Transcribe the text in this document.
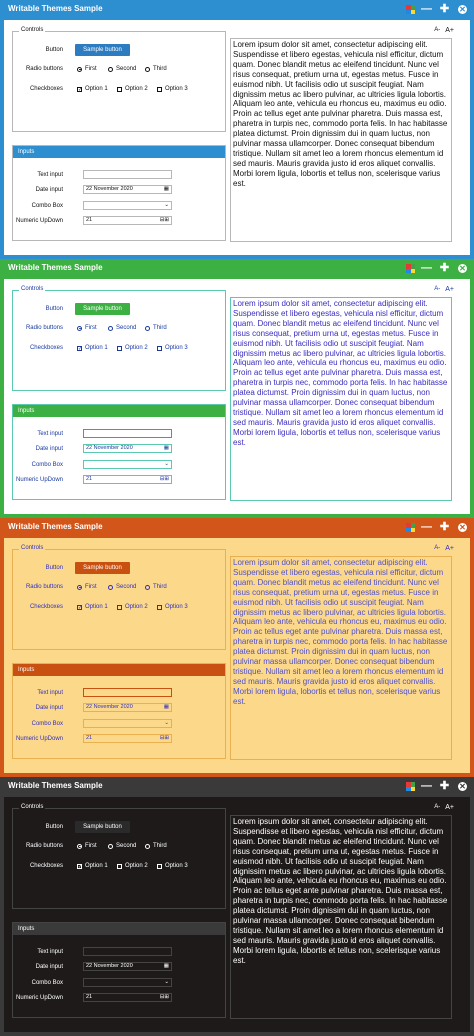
Writable Themes Sample	— ✚ ✕
A- A+
Controls
Button	Sample button
Radio buttons	First	Second	Third
Checkboxes	✓ Option 1	Option 2	Option 3
Inputs
Text input
Date input	22 November 2020	▦
Combo Box	⌄
Numeric UpDown	21	⊟⊞
Lorem ipsum dolor sit amet, consectetur adipiscing elit. Suspendisse et libero egestas, vehicula nisl efficitur, dictum quam. Donec blandit metus ac eleifend tincidunt. Nunc vel risus consequat, pretium urna ut, egestas metus. Fusce in euismod nibh. Ut facilisis odio ut suscipit feugiat. Nam dignissim metus ac libero pulvinar, ac ultricies ligula lobortis. Aliquam leo ante, vehicula eu rhoncus eu, maximus eu odio. Proin ac tellus eget ante pulvinar pharetra. Duis massa est, pharetra in turpis nec, commodo porta felis. In hac habitasse platea dictumst. Proin dignissim dui in quam luctus, non pulvinar massa ullamcorper. Donec consequat bibendum tristique. Nullam sit amet leo a lorem rhoncus elementum id sed mauris. Mauris gravida justo id eros aliquet convallis. Morbi lorem ligula, lobortis et tellus non, scelerisque varius est.
Writable Themes Sample	— ✚ ✕
A- A+
Controls
Button	Sample button
Radio buttons	First	Second	Third
Checkboxes	✓ Option 1	Option 2	Option 3
Inputs
Text input
Date input	22 November 2020	▦
Combo Box	⌄
Numeric UpDown	21	⊟⊞
Lorem ipsum dolor sit amet, consectetur adipiscing elit. Suspendisse et libero egestas, vehicula nisl efficitur, dictum quam. Donec blandit metus ac eleifend tincidunt. Nunc vel risus consequat, pretium urna ut, egestas metus. Fusce in euismod nibh. Ut facilisis odio ut suscipit feugiat. Nam dignissim metus ac libero pulvinar, ac ultricies ligula lobortis. Aliquam leo ante, vehicula eu rhoncus eu, maximus eu odio. Proin ac tellus eget ante pulvinar pharetra. Duis massa est, pharetra in turpis nec, commodo porta felis. In hac habitasse platea dictumst. Proin dignissim dui in quam luctus, non pulvinar massa ullamcorper. Donec consequat bibendum tristique. Nullam sit amet leo a lorem rhoncus elementum id sed mauris. Mauris gravida justo id eros aliquet convallis. Morbi lorem ligula, lobortis et tellus non, scelerisque varius est.
Writable Themes Sample	— ✚ ✕
A- A+
Controls
Button	Sample button
Radio buttons	First	Second	Third
Checkboxes	✓ Option 1	Option 2	Option 3
Inputs
Text input
Date input	22 November 2020	▦
Combo Box	⌄
Numeric UpDown	21	⊟⊞
Lorem ipsum dolor sit amet, consectetur adipiscing elit. Suspendisse et libero egestas, vehicula nisl efficitur, dictum quam. Donec blandit metus ac eleifend tincidunt. Nunc vel risus consequat, pretium urna ut, egestas metus. Fusce in euismod nibh. Ut facilisis odio ut suscipit feugiat. Nam dignissim metus ac libero pulvinar, ac ultricies ligula lobortis. Aliquam leo ante, vehicula eu rhoncus eu, maximus eu odio. Proin ac tellus eget ante pulvinar pharetra. Duis massa est, pharetra in turpis nec, commodo porta felis. In hac habitasse platea dictumst. Proin dignissim dui in quam luctus, non pulvinar massa ullamcorper. Donec consequat bibendum tristique. Nullam sit amet leo a lorem rhoncus elementum id sed mauris. Mauris gravida justo id eros aliquet convallis. Morbi lorem ligula, lobortis et tellus non, scelerisque varius est.
Writable Themes Sample	— ✚ ✕
A- A+
Controls
Button	Sample button
Radio buttons	First	Second	Third
Checkboxes	✓ Option 1	Option 2	Option 3
Inputs
Text input
Date input	22 November 2020	▦
Combo Box	⌄
Numeric UpDown	21	⊟⊞
Lorem ipsum dolor sit amet, consectetur adipiscing elit. Suspendisse et libero egestas, vehicula nisl efficitur, dictum quam. Donec blandit metus ac eleifend tincidunt. Nunc vel risus consequat, pretium urna ut, egestas metus. Fusce in euismod nibh. Ut facilisis odio ut suscipit feugiat. Nam dignissim metus ac libero pulvinar, ac ultricies ligula lobortis. Aliquam leo ante, vehicula eu rhoncus eu, maximus eu odio. Proin ac tellus eget ante pulvinar pharetra. Duis massa est, pharetra in turpis nec, commodo porta felis. In hac habitasse platea dictumst. Proin dignissim dui in quam luctus, non pulvinar massa ullamcorper. Donec consequat bibendum tristique. Nullam sit amet leo a lorem rhoncus elementum id sed mauris. Mauris gravida justo id eros aliquet convallis. Morbi lorem ligula, lobortis et tellus non, scelerisque varius est.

* * * * * * *

Instructions for the task. Write out the whole listing exactly, and drop the pictures.

Full response.
Transcribe the text in this document.
Writable Themes Sample	— ✚ ✕
A- A+
Controls
Button	Sample button
Radio buttons	First	Second	Third
Checkboxes	✓ Option 1	Option 2	Option 3
Inputs
Text input
Date input	22 November 2020	▦
Combo Box	⌄
Numeric UpDown	21	⊟⊞
Lorem ipsum dolor sit amet, consectetur adipiscing elit. Suspendisse et libero egestas, vehicula nisl efficitur, dictum quam. Donec blandit metus ac eleifend tincidunt. Nunc vel risus consequat, pretium urna ut, egestas metus. Fusce in euismod nibh. Ut facilisis odio ut suscipit feugiat. Nam dignissim metus ac libero pulvinar, ac ultricies ligula lobortis. Aliquam leo ante, vehicula eu rhoncus eu, maximus eu odio. Proin ac tellus eget ante pulvinar pharetra. Duis massa est, pharetra in turpis nec, commodo porta felis. In hac habitasse platea dictumst. Proin dignissim dui in quam luctus, non pulvinar massa ullamcorper. Donec consequat bibendum tristique. Nullam sit amet leo a lorem rhoncus elementum id sed mauris. Mauris gravida justo id eros aliquet convallis. Morbi lorem ligula, lobortis et tellus non, scelerisque varius est.
Writable Themes Sample	— ✚ ✕
A- A+
Controls
Button	Sample button
Radio buttons	First	Second	Third
Checkboxes	✓ Option 1	Option 2	Option 3
Inputs
Text input
Date input	22 November 2020	▦
Combo Box	⌄
Numeric UpDown	21	⊟⊞
Lorem ipsum dolor sit amet, consectetur adipiscing elit. Suspendisse et libero egestas, vehicula nisl efficitur, dictum quam. Donec blandit metus ac eleifend tincidunt. Nunc vel risus consequat, pretium urna ut, egestas metus. Fusce in euismod nibh. Ut facilisis odio ut suscipit feugiat. Nam dignissim metus ac libero pulvinar, ac ultricies ligula lobortis. Aliquam leo ante, vehicula eu rhoncus eu, maximus eu odio. Proin ac tellus eget ante pulvinar pharetra. Duis massa est, pharetra in turpis nec, commodo porta felis. In hac habitasse platea dictumst. Proin dignissim dui in quam luctus, non pulvinar massa ullamcorper. Donec consequat bibendum tristique. Nullam sit amet leo a lorem rhoncus elementum id sed mauris. Mauris gravida justo id eros aliquet convallis. Morbi lorem ligula, lobortis et tellus non, scelerisque varius est.
Writable Themes Sample	— ✚ ✕
A- A+
Controls
Button	Sample button
Radio buttons	First	Second	Third
Checkboxes	✓ Option 1	Option 2	Option 3
Inputs
Text input
Date input	22 November 2020	▦
Combo Box	⌄
Numeric UpDown	21	⊟⊞
Lorem ipsum dolor sit amet, consectetur adipiscing elit. Suspendisse et libero egestas, vehicula nisl efficitur, dictum quam. Donec blandit metus ac eleifend tincidunt. Nunc vel risus consequat, pretium urna ut, egestas metus. Fusce in euismod nibh. Ut facilisis odio ut suscipit feugiat. Nam dignissim metus ac libero pulvinar, ac ultricies ligula lobortis. Aliquam leo ante, vehicula eu rhoncus eu, maximus eu odio. Proin ac tellus eget ante pulvinar pharetra. Duis massa est, pharetra in turpis nec, commodo porta felis. In hac habitasse platea dictumst. Proin dignissim dui in quam luctus, non pulvinar massa ullamcorper. Donec consequat bibendum tristique. Nullam sit amet leo a lorem rhoncus elementum id sed mauris. Mauris gravida justo id eros aliquet convallis. Morbi lorem ligula, lobortis et tellus non, scelerisque varius est.
Writable Themes Sample	— ✚ ✕
A- A+
Controls
Button	Sample button
Radio buttons	First	Second	Third
Checkboxes	✓ Option 1	Option 2	Option 3
Inputs
Text input
Date input	22 November 2020	▦
Combo Box	⌄
Numeric UpDown	21	⊟⊞
Lorem ipsum dolor sit amet, consectetur adipiscing elit. Suspendisse et libero egestas, vehicula nisl efficitur, dictum quam. Donec blandit metus ac eleifend tincidunt. Nunc vel risus consequat, pretium urna ut, egestas metus. Fusce in euismod nibh. Ut facilisis odio ut suscipit feugiat. Nam dignissim metus ac libero pulvinar, ac ultricies ligula lobortis. Aliquam leo ante, vehicula eu rhoncus eu, maximus eu odio. Proin ac tellus eget ante pulvinar pharetra. Duis massa est, pharetra in turpis nec, commodo porta felis. In hac habitasse platea dictumst. Proin dignissim dui in quam luctus, non pulvinar massa ullamcorper. Donec consequat bibendum tristique. Nullam sit amet leo a lorem rhoncus elementum id sed mauris. Mauris gravida justo id eros aliquet convallis. Morbi lorem ligula, lobortis et tellus non, scelerisque varius est.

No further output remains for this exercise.